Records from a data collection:
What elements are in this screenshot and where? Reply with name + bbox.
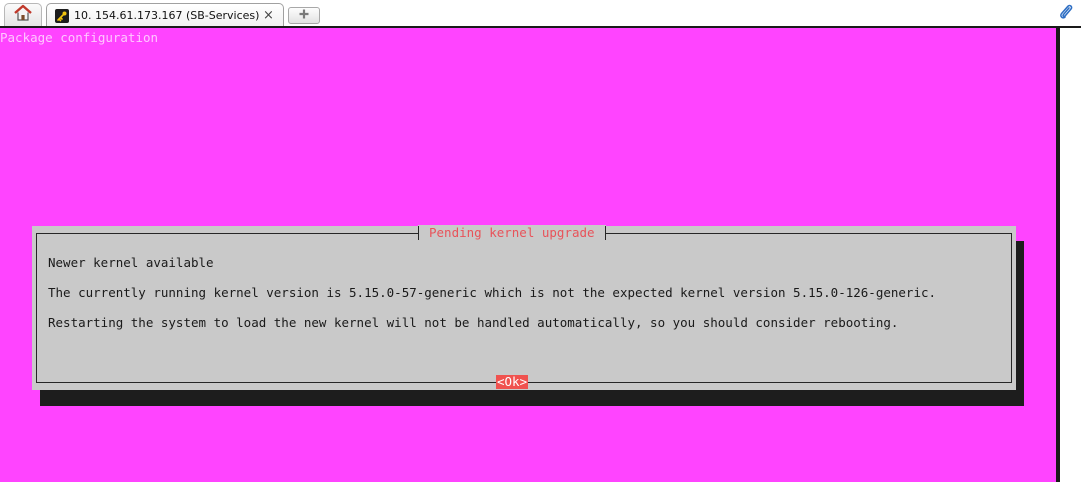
dialog-heading: Newer kernel available: [48, 255, 214, 270]
title-right-tick: [604, 226, 606, 240]
new-tab-plus-icon: [297, 7, 311, 25]
dialog-message-line: Restarting the system to load the new ke…: [48, 315, 899, 330]
dialog-title-bar: Pending kernel upgrade: [418, 225, 606, 241]
backtitle: Package configuration: [0, 30, 159, 45]
paperclip-icon: [1058, 3, 1074, 26]
dialog-message-line: The currently running kernel version is …: [48, 285, 937, 300]
ok-button[interactable]: <Ok>: [496, 375, 529, 389]
tab-title: 10. 154.61.173.167 (SB-Services): [74, 9, 260, 22]
home-tab[interactable]: [4, 3, 42, 27]
browser-tab-bar: 10. 154.61.173.167 (SB-Services) ×: [0, 0, 1081, 28]
kernel-upgrade-dialog: Pending kernel upgrade Newer kernel avai…: [32, 225, 1016, 390]
home-icon: [13, 4, 33, 27]
dialog-title: Pending kernel upgrade: [429, 225, 595, 240]
session-tab[interactable]: 10. 154.61.173.167 (SB-Services) ×: [46, 3, 284, 27]
terminal-scrollbar[interactable]: [1060, 28, 1081, 482]
attach-button[interactable]: [1056, 4, 1076, 24]
tab-close-button[interactable]: ×: [259, 8, 277, 23]
new-tab-button[interactable]: [288, 7, 320, 24]
terminal-screen[interactable]: Package configuration Pending kernel upg…: [0, 28, 1060, 482]
key-icon: [55, 8, 69, 23]
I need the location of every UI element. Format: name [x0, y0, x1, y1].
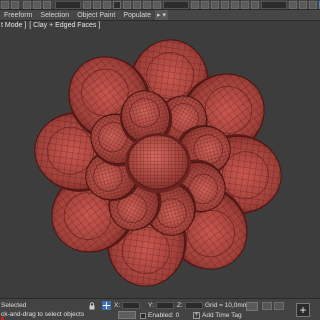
placement-icon[interactable]: [153, 0, 161, 9]
x-coordinate: X:: [114, 302, 141, 309]
named-selection-dropdown[interactable]: [261, 0, 287, 9]
move-tool-icon[interactable]: [123, 0, 131, 9]
undo-icon[interactable]: [1, 0, 9, 9]
selection-status: Selected: [1, 302, 27, 309]
x-label: X:: [114, 302, 121, 309]
add-button[interactable]: +: [296, 303, 310, 317]
align-icon[interactable]: [299, 0, 307, 9]
pivot-center-icon[interactable]: [191, 0, 199, 9]
status-bar: Selected ck-and-drag to select objects X…: [0, 298, 320, 320]
select-by-name-icon[interactable]: [93, 0, 101, 9]
center-boss: [125, 133, 191, 193]
keyboard-shortcut-icon[interactable]: [211, 0, 219, 9]
unlink-icon[interactable]: [33, 0, 41, 9]
prompt-hint: ck-and-drag to select objects: [1, 311, 85, 318]
enabled-value: 0: [175, 312, 180, 319]
tab-object-paint[interactable]: Object Paint: [73, 10, 119, 20]
y-coordinate: Y:: [148, 302, 174, 309]
selection-region-icon[interactable]: [103, 0, 111, 9]
tab-selection[interactable]: Selection: [36, 10, 73, 20]
rotate-tool-icon[interactable]: [133, 0, 141, 9]
enabled-toggle[interactable]: Enabled: 0: [140, 312, 179, 319]
z-coordinate: Z:: [177, 302, 203, 309]
select-manipulate-icon[interactable]: [201, 0, 209, 9]
bind-icon[interactable]: [43, 0, 51, 9]
ribbon-options-icon[interactable]: ▸ ▾: [154, 10, 168, 20]
snap-toggle-icon[interactable]: [221, 0, 229, 9]
enabled-label: Enabled:: [148, 312, 174, 319]
x-coordinate-field[interactable]: [122, 302, 141, 309]
reference-coordinate-dropdown[interactable]: [163, 0, 189, 9]
redo-icon[interactable]: [11, 0, 19, 9]
selection-lock-icon[interactable]: [88, 302, 96, 310]
ribbon-tab-bar: Freeform Selection Object Paint Populate…: [0, 10, 320, 21]
main-toolbar: [0, 0, 320, 10]
tab-populate[interactable]: Populate: [119, 10, 155, 20]
y-label: Y:: [148, 302, 154, 309]
link-icon[interactable]: [23, 0, 31, 9]
grid-size: Grid = 10,0mm: [205, 302, 249, 309]
mirror-icon[interactable]: [289, 0, 297, 9]
angle-snap-icon[interactable]: [231, 0, 239, 9]
spinner-snap-icon[interactable]: [251, 0, 259, 9]
enabled-checkbox[interactable]: [140, 312, 146, 319]
add-time-tag-icon[interactable]: +: [193, 312, 200, 319]
tab-freeform[interactable]: Freeform: [0, 10, 36, 20]
rosette-model[interactable]: [0, 21, 320, 298]
viewport-label[interactable]: t Mode ] [ Clay + Edged Faces ]: [1, 22, 101, 29]
add-time-tag-label[interactable]: Add Time Tag: [202, 312, 242, 319]
z-label: Z:: [177, 302, 183, 309]
adaptive-degradation-toggle[interactable]: [118, 311, 136, 319]
select-object-icon[interactable]: [83, 0, 91, 9]
scale-tool-icon[interactable]: [143, 0, 151, 9]
key-filters-icon[interactable]: [262, 302, 272, 310]
window-crossing-icon[interactable]: [113, 0, 121, 9]
layer-explorer-icon[interactable]: [309, 0, 317, 9]
add-time-tag[interactable]: + Add Time Tag: [193, 312, 242, 319]
viewport-mode-label[interactable]: t Mode ]: [1, 22, 26, 29]
time-config-icon[interactable]: [274, 302, 284, 310]
viewport-shading-label[interactable]: [ Clay + Edged Faces ]: [29, 22, 100, 29]
absolute-mode-transform-icon[interactable]: [102, 301, 111, 310]
set-key-icon[interactable]: [246, 302, 258, 311]
y-coordinate-field[interactable]: [155, 302, 174, 309]
z-coordinate-field[interactable]: [184, 302, 203, 309]
percent-snap-icon[interactable]: [241, 0, 249, 9]
selection-filter-dropdown[interactable]: [55, 0, 81, 9]
perspective-viewport[interactable]: t Mode ] [ Clay + Edged Faces ]: [0, 21, 320, 298]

**REQUIRED TASK:**
Reproduce every one of the records above line for line without altering anything, and omit the pictures from your answer.

**COMPLETE RESPONSE:**
What elements are in this screenshot and where? Reply with name + bbox.
dialog-heading: Newer kernel available: [48, 255, 214, 270]
title-right-tick: [604, 226, 606, 240]
new-tab-plus-icon: [297, 7, 311, 25]
dialog-message-line: Restarting the system to load the new ke…: [48, 315, 899, 330]
dialog-title-bar: Pending kernel upgrade: [418, 225, 606, 241]
backtitle: Package configuration: [0, 30, 159, 45]
paperclip-icon: [1058, 3, 1074, 26]
dialog-message-line: The currently running kernel version is …: [48, 285, 937, 300]
ok-button[interactable]: <Ok>: [496, 375, 529, 389]
tab-title: 10. 154.61.173.167 (SB-Services): [74, 9, 260, 22]
home-tab[interactable]: [4, 3, 42, 27]
browser-tab-bar: 10. 154.61.173.167 (SB-Services) ×: [0, 0, 1081, 28]
kernel-upgrade-dialog: Pending kernel upgrade Newer kernel avai…: [32, 225, 1016, 390]
home-icon: [13, 4, 33, 27]
dialog-title: Pending kernel upgrade: [429, 225, 595, 240]
session-tab[interactable]: 10. 154.61.173.167 (SB-Services) ×: [46, 3, 284, 27]
terminal-scrollbar[interactable]: [1060, 28, 1081, 482]
attach-button[interactable]: [1056, 4, 1076, 24]
tab-close-button[interactable]: ×: [259, 8, 277, 23]
new-tab-button[interactable]: [288, 7, 320, 24]
terminal-screen[interactable]: Package configuration Pending kernel upg…: [0, 28, 1060, 482]
key-icon: [55, 8, 69, 23]
I need the location of every UI element. Format: name [x0, y0, x1, y1].
placement-icon[interactable]: [153, 0, 161, 9]
x-coordinate: X:: [114, 302, 141, 309]
named-selection-dropdown[interactable]: [261, 0, 287, 9]
move-tool-icon[interactable]: [123, 0, 131, 9]
undo-icon[interactable]: [1, 0, 9, 9]
selection-status: Selected: [1, 302, 27, 309]
x-label: X:: [114, 302, 121, 309]
add-button[interactable]: +: [296, 303, 310, 317]
align-icon[interactable]: [299, 0, 307, 9]
pivot-center-icon[interactable]: [191, 0, 199, 9]
status-bar: Selected ck-and-drag to select objects X…: [0, 298, 320, 320]
select-by-name-icon[interactable]: [93, 0, 101, 9]
center-boss: [125, 133, 191, 193]
keyboard-shortcut-icon[interactable]: [211, 0, 219, 9]
unlink-icon[interactable]: [33, 0, 41, 9]
prompt-hint: ck-and-drag to select objects: [1, 311, 85, 318]
enabled-value: 0: [175, 312, 180, 319]
tab-object-paint[interactable]: Object Paint: [73, 10, 119, 20]
y-coordinate: Y:: [148, 302, 174, 309]
selection-region-icon[interactable]: [103, 0, 111, 9]
tab-selection[interactable]: Selection: [36, 10, 73, 20]
rotate-tool-icon[interactable]: [133, 0, 141, 9]
enabled-toggle[interactable]: Enabled: 0: [140, 312, 179, 319]
z-coordinate: Z:: [177, 302, 203, 309]
select-manipulate-icon[interactable]: [201, 0, 209, 9]
bind-icon[interactable]: [43, 0, 51, 9]
ribbon-options-icon[interactable]: ▸ ▾: [154, 10, 168, 20]
snap-toggle-icon[interactable]: [221, 0, 229, 9]
enabled-label: Enabled:: [148, 312, 174, 319]
x-coordinate-field[interactable]: [122, 302, 141, 309]
reference-coordinate-dropdown[interactable]: [163, 0, 189, 9]
redo-icon[interactable]: [11, 0, 19, 9]
selection-lock-icon[interactable]: [88, 302, 96, 310]
ribbon-tab-bar: Freeform Selection Object Paint Populate…: [0, 10, 320, 21]
main-toolbar: [0, 0, 320, 10]
tab-populate[interactable]: Populate: [119, 10, 155, 20]
y-label: Y:: [148, 302, 154, 309]
link-icon[interactable]: [23, 0, 31, 9]
grid-size: Grid = 10,0mm: [205, 302, 249, 309]
mirror-icon[interactable]: [289, 0, 297, 9]
angle-snap-icon[interactable]: [231, 0, 239, 9]
spinner-snap-icon[interactable]: [251, 0, 259, 9]
enabled-checkbox[interactable]: [140, 312, 146, 319]
add-time-tag-icon[interactable]: +: [193, 312, 200, 319]
tab-freeform[interactable]: Freeform: [0, 10, 36, 20]
rosette-model[interactable]: [0, 21, 320, 298]
viewport-label[interactable]: t Mode ] [ Clay + Edged Faces ]: [1, 22, 101, 29]
add-time-tag-label[interactable]: Add Time Tag: [202, 312, 242, 319]
z-label: Z:: [177, 302, 183, 309]
adaptive-degradation-toggle[interactable]: [118, 311, 136, 319]
select-object-icon[interactable]: [83, 0, 91, 9]
scale-tool-icon[interactable]: [143, 0, 151, 9]
key-filters-icon[interactable]: [262, 302, 272, 310]
window-crossing-icon[interactable]: [113, 0, 121, 9]
layer-explorer-icon[interactable]: [309, 0, 317, 9]
add-time-tag[interactable]: + Add Time Tag: [193, 312, 242, 319]
viewport-mode-label[interactable]: t Mode ]: [1, 22, 26, 29]
time-config-icon[interactable]: [274, 302, 284, 310]
viewport-shading-label[interactable]: [ Clay + Edged Faces ]: [29, 22, 100, 29]
absolute-mode-transform-icon[interactable]: [102, 301, 111, 310]
set-key-icon[interactable]: [246, 302, 258, 311]
y-coordinate-field[interactable]: [155, 302, 174, 309]
z-coordinate-field[interactable]: [184, 302, 203, 309]
percent-snap-icon[interactable]: [241, 0, 249, 9]
selection-filter-dropdown[interactable]: [55, 0, 81, 9]
perspective-viewport[interactable]: t Mode ] [ Clay + Edged Faces ]: [0, 21, 320, 298]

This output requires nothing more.